(Data records)

────────────────

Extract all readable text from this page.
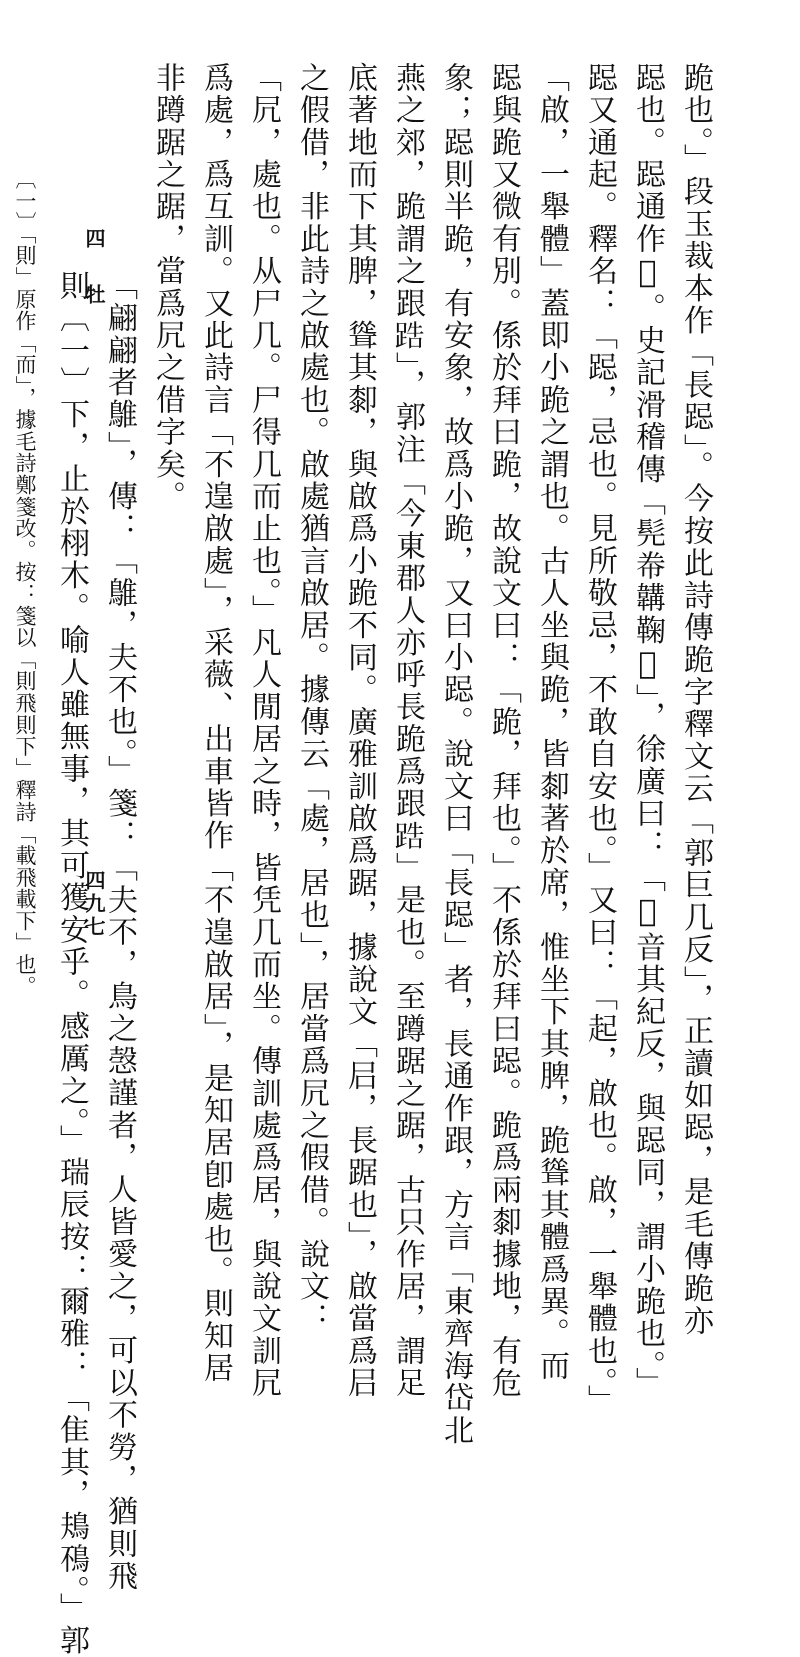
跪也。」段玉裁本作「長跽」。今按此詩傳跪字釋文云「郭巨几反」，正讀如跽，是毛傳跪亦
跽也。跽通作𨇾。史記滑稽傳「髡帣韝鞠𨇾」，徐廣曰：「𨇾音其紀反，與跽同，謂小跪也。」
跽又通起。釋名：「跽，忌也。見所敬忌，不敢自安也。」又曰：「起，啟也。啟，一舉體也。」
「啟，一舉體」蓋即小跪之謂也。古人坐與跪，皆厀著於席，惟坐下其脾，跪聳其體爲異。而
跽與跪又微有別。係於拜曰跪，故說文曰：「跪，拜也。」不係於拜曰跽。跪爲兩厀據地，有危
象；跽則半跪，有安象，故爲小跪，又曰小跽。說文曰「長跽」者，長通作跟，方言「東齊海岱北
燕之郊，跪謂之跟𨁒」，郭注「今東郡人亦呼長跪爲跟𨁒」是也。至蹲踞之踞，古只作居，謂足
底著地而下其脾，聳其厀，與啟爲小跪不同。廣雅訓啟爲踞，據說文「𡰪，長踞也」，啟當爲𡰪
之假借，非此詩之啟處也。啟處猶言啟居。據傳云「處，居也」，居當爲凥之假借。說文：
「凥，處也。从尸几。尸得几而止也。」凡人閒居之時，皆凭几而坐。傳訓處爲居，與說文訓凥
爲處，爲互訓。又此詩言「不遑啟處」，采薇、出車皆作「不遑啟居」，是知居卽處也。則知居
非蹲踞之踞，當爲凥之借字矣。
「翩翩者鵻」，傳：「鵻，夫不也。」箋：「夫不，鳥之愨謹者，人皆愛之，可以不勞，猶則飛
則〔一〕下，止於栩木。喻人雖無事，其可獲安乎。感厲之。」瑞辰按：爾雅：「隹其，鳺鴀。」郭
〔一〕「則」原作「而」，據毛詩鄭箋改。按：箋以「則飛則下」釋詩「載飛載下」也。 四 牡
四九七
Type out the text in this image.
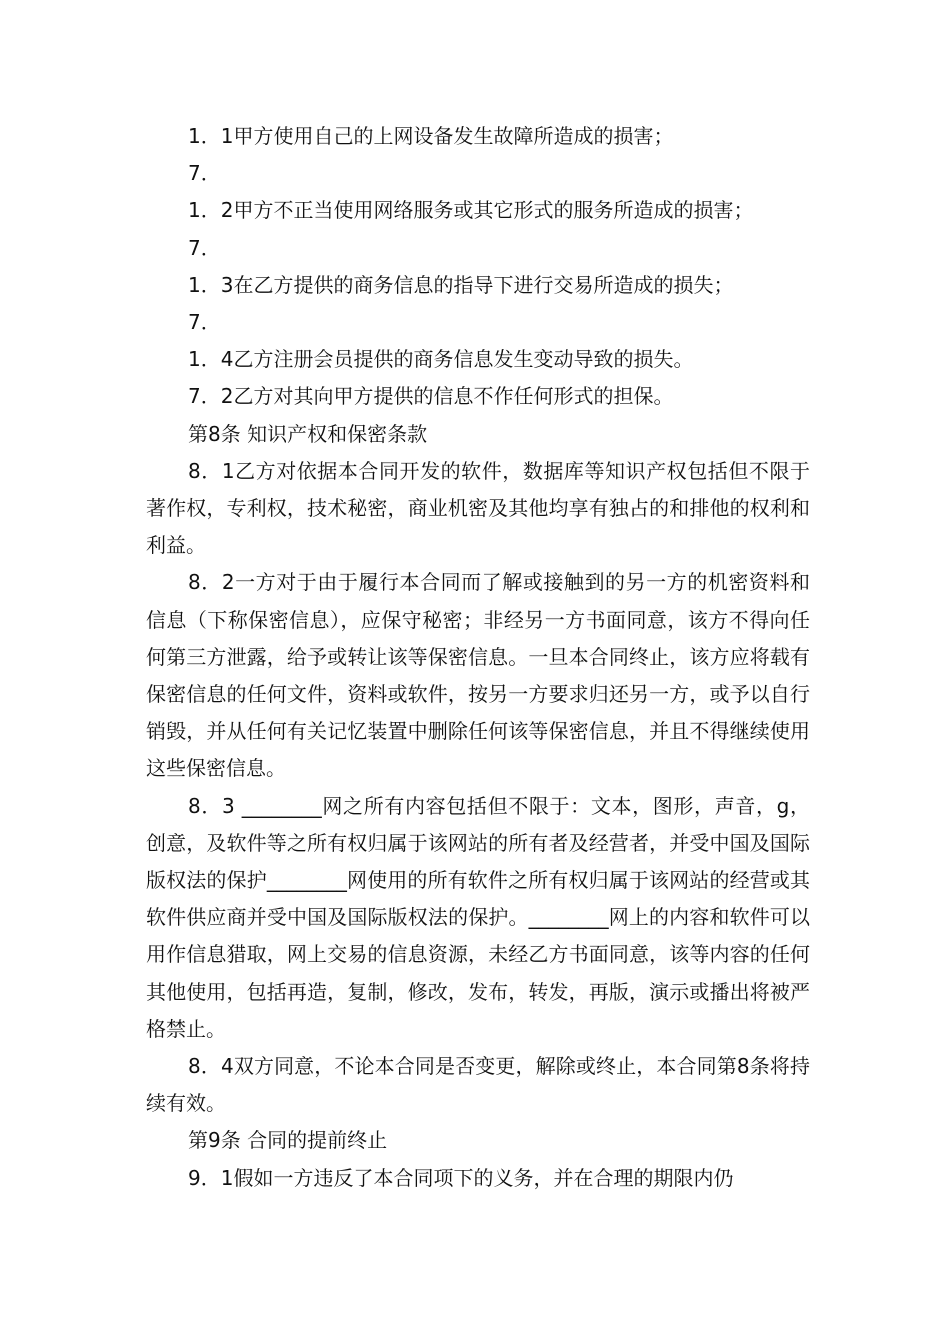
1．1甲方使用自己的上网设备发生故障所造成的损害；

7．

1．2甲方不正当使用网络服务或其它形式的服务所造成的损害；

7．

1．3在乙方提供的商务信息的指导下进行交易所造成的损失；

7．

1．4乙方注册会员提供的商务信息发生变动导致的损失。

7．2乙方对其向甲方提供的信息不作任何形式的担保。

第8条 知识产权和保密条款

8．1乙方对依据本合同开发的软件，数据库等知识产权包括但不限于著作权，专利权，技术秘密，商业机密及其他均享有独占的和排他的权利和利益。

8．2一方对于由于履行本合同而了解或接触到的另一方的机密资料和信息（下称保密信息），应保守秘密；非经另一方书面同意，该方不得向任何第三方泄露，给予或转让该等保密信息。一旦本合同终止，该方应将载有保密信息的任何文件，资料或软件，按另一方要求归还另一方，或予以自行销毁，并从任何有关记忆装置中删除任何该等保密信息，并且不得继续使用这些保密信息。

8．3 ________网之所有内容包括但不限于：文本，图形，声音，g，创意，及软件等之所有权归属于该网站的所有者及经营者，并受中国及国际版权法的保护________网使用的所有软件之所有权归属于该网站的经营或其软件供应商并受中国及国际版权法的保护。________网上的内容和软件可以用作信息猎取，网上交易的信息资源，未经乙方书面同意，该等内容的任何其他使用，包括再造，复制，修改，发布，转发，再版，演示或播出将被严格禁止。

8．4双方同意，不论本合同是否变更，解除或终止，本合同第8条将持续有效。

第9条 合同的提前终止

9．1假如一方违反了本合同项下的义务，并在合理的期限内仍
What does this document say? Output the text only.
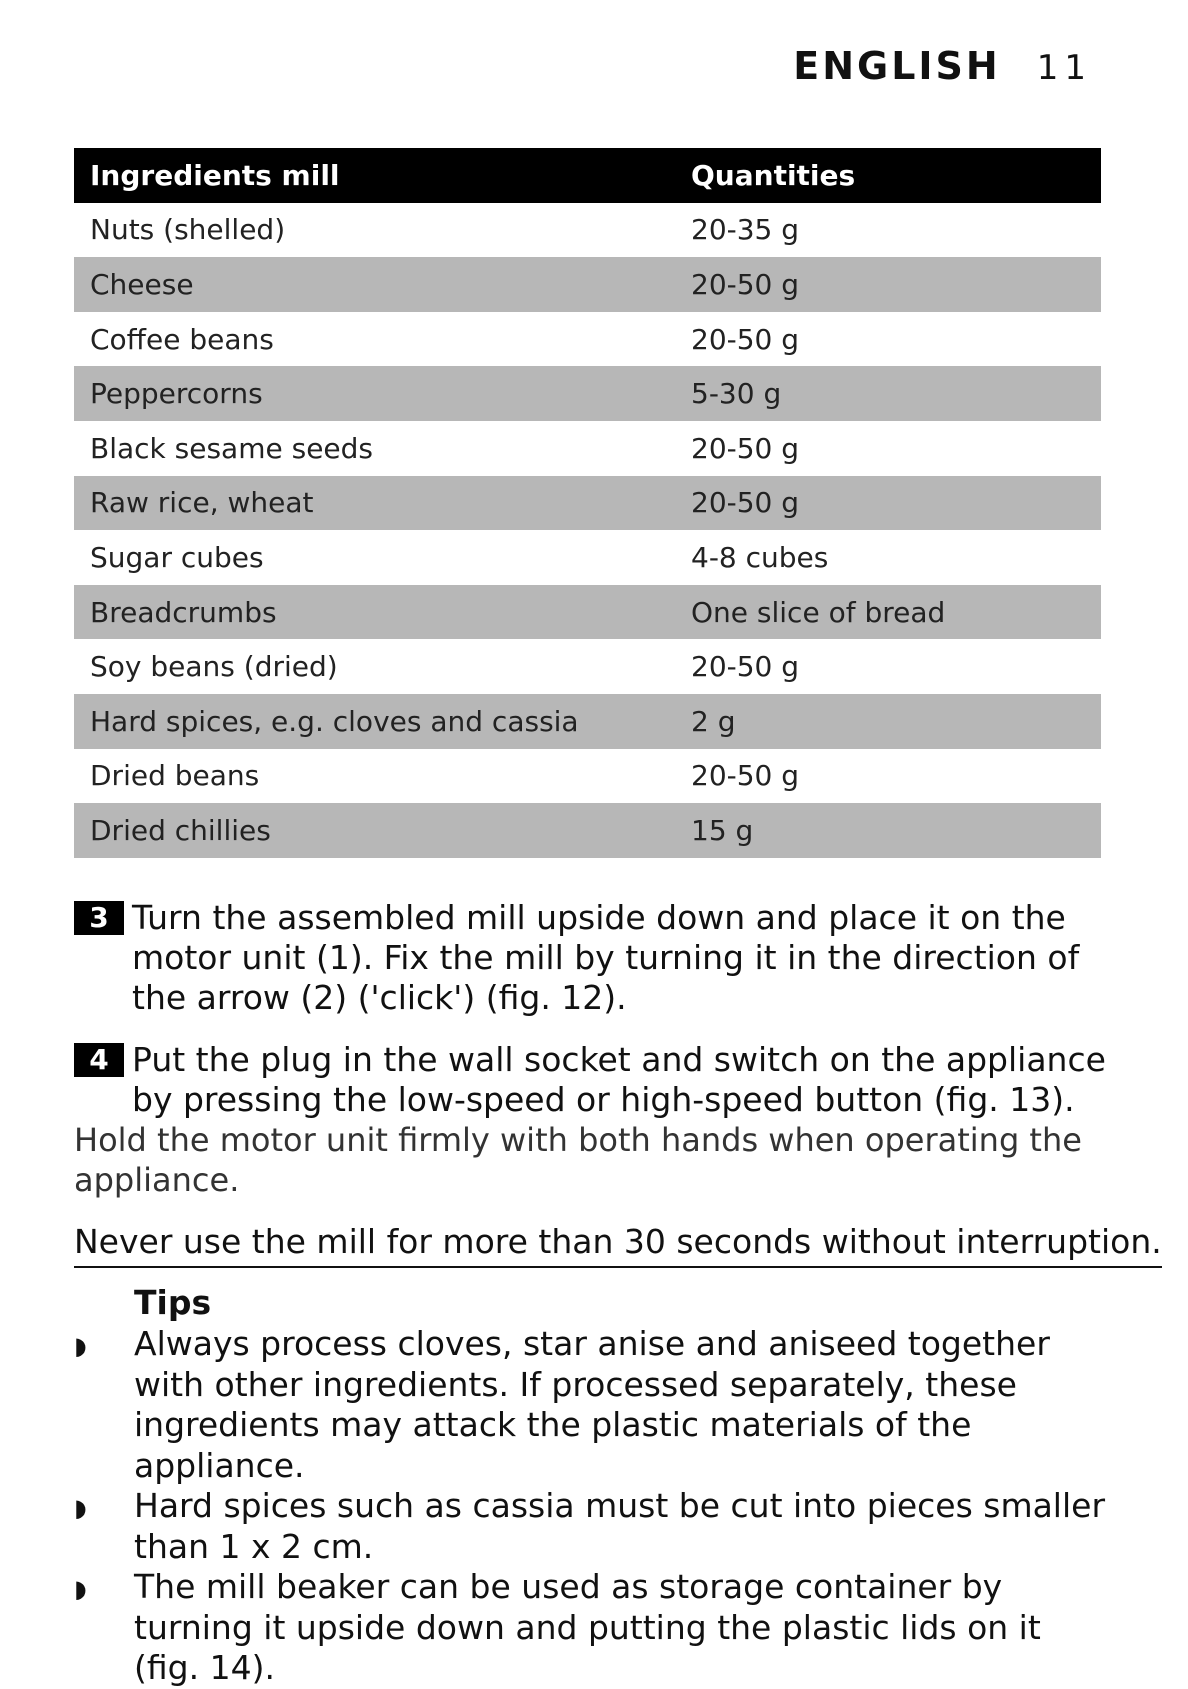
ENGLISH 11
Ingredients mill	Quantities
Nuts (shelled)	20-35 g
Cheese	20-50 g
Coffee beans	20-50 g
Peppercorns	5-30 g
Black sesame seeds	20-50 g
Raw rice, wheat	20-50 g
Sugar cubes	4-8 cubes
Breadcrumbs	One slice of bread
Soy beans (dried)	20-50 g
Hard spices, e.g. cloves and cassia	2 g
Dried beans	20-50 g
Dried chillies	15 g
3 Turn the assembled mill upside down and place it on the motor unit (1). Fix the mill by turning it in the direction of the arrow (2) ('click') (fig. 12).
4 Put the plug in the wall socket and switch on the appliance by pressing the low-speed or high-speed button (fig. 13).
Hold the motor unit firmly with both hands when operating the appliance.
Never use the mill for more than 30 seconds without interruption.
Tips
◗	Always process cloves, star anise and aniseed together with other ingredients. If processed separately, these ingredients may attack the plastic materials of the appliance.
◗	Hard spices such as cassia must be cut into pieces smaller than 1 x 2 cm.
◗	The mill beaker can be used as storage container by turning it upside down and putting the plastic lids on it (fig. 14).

────────────────

### [Task statement]
Say, as a number only, how many lines of the data contain "cassia".

### [Exercise output]
2